| Your objective |
Select each line where the word "不符合题意" appears.

| Data records |

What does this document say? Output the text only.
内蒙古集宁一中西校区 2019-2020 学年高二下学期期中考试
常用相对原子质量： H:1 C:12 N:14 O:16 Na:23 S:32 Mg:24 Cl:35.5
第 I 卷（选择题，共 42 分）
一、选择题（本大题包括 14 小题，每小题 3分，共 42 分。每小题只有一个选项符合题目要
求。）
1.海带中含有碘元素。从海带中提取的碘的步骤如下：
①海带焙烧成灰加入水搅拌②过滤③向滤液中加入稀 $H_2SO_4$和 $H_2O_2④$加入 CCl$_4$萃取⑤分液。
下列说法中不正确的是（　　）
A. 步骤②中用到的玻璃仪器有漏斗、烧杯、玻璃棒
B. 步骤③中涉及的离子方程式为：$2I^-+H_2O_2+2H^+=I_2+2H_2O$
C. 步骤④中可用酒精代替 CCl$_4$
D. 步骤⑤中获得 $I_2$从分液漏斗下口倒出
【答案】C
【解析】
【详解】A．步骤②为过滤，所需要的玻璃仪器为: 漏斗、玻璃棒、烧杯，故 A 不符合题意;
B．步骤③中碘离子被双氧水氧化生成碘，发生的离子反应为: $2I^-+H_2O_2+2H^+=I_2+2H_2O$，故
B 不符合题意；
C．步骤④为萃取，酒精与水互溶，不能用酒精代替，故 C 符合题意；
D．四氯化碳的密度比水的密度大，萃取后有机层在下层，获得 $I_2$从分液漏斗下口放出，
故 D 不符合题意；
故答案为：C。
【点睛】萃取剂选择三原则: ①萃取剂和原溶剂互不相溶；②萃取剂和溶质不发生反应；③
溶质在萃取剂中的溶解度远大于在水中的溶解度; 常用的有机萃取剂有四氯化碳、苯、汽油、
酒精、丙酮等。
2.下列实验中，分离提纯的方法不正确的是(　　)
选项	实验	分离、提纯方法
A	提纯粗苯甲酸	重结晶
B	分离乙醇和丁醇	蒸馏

| The completed task |
【详解】A．步骤②为过滤，所需要的玻璃仪器为: 漏斗、玻璃棒、烧杯，故 A 不符合题意;
B 不符合题意；
故 D 不符合题意；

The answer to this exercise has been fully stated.